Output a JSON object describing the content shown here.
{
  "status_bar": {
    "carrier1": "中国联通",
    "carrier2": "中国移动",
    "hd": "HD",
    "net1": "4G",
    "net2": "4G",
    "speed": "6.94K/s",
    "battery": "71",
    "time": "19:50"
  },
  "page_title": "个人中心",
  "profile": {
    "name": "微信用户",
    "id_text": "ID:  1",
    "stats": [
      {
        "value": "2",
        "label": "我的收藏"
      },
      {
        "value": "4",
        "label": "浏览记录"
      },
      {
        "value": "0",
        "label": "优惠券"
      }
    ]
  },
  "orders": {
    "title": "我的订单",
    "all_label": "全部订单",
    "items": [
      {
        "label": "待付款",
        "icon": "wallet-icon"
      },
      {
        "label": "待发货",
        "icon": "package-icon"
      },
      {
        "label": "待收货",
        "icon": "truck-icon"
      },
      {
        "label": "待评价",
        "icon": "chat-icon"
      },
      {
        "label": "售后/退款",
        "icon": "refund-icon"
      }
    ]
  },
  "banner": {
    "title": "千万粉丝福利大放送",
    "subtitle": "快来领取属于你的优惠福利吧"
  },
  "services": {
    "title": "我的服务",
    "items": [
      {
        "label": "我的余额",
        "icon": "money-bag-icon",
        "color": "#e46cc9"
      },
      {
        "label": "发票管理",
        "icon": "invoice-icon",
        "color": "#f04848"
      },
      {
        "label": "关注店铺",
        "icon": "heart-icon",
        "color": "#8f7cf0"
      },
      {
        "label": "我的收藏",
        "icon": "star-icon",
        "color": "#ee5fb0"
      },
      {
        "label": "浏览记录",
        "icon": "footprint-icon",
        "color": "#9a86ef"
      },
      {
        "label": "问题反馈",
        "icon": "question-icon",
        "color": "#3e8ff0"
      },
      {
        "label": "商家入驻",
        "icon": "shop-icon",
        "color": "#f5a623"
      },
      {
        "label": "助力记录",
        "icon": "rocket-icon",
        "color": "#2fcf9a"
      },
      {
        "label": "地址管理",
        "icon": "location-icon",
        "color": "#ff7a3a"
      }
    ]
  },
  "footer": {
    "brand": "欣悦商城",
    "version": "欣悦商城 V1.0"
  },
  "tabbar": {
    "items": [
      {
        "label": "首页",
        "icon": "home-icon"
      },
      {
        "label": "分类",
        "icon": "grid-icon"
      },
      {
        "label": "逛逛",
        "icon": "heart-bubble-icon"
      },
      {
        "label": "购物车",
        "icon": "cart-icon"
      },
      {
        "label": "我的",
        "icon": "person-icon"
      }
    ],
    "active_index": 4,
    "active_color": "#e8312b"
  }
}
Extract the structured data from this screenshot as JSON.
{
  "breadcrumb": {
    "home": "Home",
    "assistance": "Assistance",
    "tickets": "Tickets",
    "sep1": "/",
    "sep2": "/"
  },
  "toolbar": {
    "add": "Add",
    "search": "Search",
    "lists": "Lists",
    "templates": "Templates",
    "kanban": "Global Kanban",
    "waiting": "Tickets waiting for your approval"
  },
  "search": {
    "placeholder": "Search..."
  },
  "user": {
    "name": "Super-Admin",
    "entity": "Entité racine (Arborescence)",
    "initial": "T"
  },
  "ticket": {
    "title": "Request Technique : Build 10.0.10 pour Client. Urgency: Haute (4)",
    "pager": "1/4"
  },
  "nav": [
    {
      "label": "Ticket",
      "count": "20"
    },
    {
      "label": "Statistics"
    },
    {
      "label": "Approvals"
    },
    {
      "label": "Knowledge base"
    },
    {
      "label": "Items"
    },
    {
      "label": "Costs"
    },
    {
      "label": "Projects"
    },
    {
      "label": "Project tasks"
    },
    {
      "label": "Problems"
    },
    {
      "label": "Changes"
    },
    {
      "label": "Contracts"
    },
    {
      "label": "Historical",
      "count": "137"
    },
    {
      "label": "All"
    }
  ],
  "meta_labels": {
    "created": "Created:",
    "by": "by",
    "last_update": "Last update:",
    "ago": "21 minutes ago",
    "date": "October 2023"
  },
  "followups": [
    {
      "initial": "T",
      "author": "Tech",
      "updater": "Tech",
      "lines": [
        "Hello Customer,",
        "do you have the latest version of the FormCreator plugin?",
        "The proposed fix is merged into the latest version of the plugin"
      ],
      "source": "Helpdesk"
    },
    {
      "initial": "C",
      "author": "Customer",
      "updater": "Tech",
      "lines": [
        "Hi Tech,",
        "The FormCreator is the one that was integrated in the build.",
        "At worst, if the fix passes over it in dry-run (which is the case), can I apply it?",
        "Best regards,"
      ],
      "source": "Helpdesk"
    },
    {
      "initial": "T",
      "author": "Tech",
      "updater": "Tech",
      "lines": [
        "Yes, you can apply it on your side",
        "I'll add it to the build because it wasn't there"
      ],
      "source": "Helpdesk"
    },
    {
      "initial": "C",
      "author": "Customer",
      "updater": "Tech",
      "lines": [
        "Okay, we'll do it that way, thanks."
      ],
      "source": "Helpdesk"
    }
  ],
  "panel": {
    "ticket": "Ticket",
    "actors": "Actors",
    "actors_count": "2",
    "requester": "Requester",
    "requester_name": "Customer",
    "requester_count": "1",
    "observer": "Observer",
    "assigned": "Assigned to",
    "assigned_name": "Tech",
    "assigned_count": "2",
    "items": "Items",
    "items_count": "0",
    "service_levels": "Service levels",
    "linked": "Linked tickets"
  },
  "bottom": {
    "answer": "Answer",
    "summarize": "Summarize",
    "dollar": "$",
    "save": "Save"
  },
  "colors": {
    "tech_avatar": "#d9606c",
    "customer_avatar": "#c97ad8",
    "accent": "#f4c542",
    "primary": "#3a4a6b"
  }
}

=-=-=

• Task details
From the entries above, select each line containing the string "version".

• Finished answer
    "version": "欣悦商城 V1.0"
        "do you have the latest version of the FormCreator plugin?",
        "The proposed fix is merged into the latest version of the plugin"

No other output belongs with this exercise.